╭─ Data rows

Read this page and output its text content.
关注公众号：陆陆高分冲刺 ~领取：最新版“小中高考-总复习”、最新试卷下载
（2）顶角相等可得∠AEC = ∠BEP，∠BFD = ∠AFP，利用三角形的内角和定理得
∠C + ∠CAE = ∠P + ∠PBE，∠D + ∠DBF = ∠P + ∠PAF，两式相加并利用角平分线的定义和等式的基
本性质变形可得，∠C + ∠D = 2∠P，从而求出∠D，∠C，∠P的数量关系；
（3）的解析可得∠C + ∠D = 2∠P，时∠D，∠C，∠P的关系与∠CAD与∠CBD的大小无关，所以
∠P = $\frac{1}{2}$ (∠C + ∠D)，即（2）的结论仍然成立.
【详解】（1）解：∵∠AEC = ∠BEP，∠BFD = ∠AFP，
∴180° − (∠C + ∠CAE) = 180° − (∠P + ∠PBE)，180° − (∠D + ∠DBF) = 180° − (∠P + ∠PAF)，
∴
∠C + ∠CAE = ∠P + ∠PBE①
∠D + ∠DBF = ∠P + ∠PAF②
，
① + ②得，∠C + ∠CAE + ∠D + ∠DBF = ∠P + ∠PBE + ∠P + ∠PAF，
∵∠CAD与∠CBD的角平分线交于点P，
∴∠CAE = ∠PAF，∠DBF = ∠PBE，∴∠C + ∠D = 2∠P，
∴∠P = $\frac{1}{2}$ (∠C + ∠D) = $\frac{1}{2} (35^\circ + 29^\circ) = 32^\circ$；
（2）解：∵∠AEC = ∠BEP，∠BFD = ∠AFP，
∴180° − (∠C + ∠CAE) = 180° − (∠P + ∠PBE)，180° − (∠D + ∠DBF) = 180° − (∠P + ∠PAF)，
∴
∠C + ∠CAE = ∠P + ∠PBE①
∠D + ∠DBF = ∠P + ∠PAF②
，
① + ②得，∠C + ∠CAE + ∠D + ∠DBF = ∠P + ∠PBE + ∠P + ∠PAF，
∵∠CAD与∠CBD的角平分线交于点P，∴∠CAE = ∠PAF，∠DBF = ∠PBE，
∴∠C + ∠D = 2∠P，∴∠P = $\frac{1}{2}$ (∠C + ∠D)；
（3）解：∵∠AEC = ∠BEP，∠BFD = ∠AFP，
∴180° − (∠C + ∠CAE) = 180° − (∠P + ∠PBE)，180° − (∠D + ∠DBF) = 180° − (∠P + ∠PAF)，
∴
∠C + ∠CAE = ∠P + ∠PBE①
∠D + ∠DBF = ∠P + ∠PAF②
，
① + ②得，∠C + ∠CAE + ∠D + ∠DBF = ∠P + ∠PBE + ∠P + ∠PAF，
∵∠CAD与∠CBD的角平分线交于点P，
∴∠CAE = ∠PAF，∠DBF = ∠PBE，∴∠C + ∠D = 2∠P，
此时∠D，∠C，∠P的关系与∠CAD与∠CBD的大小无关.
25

╰─

[Exercise aim]: Check every line of the data, and copy the ones that contain "P的关系与".

[Solution for this exercise]:
（3）的解析可得∠C + ∠D = 2∠P，时∠D，∠C，∠P的关系与∠CAD与∠CBD的大小无关，所以
此时∠D，∠C，∠P的关系与∠CAD与∠CBD的大小无关.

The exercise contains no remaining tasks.